→ TASK TO COMPLETE
Below are the records; pull every line that includes "this".

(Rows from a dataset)
____________________

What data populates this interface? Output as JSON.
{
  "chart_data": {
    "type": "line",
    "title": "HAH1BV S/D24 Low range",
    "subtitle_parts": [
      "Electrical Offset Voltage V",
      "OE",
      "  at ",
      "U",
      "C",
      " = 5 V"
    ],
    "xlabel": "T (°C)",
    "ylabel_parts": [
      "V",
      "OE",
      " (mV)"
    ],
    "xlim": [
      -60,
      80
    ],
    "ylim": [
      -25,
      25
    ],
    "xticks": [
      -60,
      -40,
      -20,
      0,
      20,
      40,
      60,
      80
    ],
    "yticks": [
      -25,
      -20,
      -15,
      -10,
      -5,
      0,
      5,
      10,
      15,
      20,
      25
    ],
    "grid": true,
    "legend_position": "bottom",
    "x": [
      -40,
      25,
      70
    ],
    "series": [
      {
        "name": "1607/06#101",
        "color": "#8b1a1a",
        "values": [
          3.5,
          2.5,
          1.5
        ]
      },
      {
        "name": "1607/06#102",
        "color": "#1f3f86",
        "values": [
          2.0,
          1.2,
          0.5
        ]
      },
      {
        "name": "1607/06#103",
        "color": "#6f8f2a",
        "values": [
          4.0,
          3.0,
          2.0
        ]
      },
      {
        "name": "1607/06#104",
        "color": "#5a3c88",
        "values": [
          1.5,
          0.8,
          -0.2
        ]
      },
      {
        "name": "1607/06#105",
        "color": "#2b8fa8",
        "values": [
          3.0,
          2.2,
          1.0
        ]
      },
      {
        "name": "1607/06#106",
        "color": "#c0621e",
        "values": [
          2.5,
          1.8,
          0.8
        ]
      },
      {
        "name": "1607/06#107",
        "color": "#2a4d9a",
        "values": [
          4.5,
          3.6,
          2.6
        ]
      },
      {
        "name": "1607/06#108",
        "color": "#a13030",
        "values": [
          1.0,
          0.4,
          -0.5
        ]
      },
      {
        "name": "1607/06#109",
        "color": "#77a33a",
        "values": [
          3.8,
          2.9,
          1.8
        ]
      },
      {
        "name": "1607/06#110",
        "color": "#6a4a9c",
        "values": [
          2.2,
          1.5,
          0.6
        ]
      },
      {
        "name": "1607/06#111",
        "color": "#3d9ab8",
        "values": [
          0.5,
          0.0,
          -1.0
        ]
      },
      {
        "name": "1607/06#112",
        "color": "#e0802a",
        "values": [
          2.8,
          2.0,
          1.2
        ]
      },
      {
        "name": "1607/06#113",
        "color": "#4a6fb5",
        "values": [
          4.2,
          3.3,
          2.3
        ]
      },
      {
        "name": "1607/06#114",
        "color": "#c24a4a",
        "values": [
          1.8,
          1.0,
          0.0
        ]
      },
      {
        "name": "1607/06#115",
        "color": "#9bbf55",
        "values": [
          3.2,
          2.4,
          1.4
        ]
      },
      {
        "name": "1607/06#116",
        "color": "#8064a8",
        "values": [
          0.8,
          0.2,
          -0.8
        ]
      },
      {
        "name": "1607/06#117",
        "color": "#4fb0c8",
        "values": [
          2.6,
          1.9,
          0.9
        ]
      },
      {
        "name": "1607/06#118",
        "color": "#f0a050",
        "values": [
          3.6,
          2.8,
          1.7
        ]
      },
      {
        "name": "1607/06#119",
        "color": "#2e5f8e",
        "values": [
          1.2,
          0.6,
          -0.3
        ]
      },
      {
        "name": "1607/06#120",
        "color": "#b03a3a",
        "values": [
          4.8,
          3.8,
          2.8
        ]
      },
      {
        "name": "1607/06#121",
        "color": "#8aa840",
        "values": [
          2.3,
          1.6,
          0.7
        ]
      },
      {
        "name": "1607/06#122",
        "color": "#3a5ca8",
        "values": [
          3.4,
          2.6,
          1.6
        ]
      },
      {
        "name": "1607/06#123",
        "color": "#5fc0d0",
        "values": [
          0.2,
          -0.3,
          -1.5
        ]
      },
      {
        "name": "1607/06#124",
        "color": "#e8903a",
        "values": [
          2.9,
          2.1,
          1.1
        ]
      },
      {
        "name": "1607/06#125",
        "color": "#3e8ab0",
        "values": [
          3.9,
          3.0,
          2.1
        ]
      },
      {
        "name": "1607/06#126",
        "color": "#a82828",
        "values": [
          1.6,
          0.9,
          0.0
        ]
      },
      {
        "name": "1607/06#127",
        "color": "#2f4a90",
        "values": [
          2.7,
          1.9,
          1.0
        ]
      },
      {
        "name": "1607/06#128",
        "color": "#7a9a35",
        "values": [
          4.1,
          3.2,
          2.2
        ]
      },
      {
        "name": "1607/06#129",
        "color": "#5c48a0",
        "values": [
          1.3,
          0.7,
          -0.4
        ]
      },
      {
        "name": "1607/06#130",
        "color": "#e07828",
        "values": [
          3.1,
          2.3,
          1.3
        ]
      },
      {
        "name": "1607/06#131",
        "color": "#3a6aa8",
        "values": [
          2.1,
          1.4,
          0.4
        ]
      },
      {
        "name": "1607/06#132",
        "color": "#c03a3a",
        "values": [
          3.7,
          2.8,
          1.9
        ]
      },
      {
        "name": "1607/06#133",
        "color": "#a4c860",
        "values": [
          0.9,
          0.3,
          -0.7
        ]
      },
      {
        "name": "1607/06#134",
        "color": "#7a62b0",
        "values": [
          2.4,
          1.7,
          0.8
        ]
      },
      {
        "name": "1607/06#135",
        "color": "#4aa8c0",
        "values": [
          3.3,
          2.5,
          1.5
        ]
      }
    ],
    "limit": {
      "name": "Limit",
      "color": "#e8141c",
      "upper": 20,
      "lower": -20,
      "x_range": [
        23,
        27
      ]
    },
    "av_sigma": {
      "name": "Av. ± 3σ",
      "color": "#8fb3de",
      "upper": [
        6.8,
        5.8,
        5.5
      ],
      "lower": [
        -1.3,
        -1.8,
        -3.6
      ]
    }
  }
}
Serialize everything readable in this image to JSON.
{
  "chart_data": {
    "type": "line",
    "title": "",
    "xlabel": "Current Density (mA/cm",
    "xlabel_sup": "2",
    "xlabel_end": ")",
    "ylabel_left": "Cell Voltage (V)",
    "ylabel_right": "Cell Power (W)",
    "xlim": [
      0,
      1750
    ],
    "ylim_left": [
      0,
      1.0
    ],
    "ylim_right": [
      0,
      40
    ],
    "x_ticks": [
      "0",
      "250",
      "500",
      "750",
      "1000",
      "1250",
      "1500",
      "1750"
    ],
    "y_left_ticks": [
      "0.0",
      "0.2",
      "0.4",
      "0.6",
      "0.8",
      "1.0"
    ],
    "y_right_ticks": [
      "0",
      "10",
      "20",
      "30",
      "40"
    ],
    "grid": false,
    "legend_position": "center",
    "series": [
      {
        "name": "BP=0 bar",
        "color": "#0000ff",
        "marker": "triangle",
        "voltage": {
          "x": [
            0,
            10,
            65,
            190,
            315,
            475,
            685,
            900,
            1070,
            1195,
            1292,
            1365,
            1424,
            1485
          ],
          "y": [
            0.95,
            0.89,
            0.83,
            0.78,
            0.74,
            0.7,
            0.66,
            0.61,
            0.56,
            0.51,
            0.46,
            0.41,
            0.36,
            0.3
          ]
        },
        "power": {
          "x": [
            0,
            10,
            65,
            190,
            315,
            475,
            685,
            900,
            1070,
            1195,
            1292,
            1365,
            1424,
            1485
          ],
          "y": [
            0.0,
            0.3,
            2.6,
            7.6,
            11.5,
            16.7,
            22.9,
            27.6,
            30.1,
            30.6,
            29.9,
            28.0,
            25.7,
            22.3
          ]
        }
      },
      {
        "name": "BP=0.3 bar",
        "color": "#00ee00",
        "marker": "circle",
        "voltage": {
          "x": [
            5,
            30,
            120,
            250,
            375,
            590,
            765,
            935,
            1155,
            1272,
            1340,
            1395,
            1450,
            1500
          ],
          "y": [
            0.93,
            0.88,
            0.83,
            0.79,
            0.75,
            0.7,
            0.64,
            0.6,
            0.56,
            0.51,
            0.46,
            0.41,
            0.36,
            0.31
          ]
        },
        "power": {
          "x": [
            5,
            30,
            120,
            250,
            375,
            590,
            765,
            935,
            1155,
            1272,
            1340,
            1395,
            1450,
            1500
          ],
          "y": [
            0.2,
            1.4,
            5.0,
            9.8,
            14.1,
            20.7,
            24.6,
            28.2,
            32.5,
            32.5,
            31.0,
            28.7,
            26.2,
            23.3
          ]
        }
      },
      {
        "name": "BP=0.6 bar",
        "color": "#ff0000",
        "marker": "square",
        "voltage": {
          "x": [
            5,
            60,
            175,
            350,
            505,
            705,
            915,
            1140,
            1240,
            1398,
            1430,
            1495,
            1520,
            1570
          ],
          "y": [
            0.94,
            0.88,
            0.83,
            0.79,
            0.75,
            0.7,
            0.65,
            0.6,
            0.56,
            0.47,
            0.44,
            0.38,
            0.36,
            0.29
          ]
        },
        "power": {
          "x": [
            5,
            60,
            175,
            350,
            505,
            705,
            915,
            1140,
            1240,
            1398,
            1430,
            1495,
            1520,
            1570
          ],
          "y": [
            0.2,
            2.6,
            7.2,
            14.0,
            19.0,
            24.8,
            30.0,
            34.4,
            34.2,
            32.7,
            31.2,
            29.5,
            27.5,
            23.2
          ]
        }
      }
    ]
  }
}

____________________

→ FULL RESPONSE
What data populates this interface? Output as JSON.
Serialize everything readable in this image to JSON.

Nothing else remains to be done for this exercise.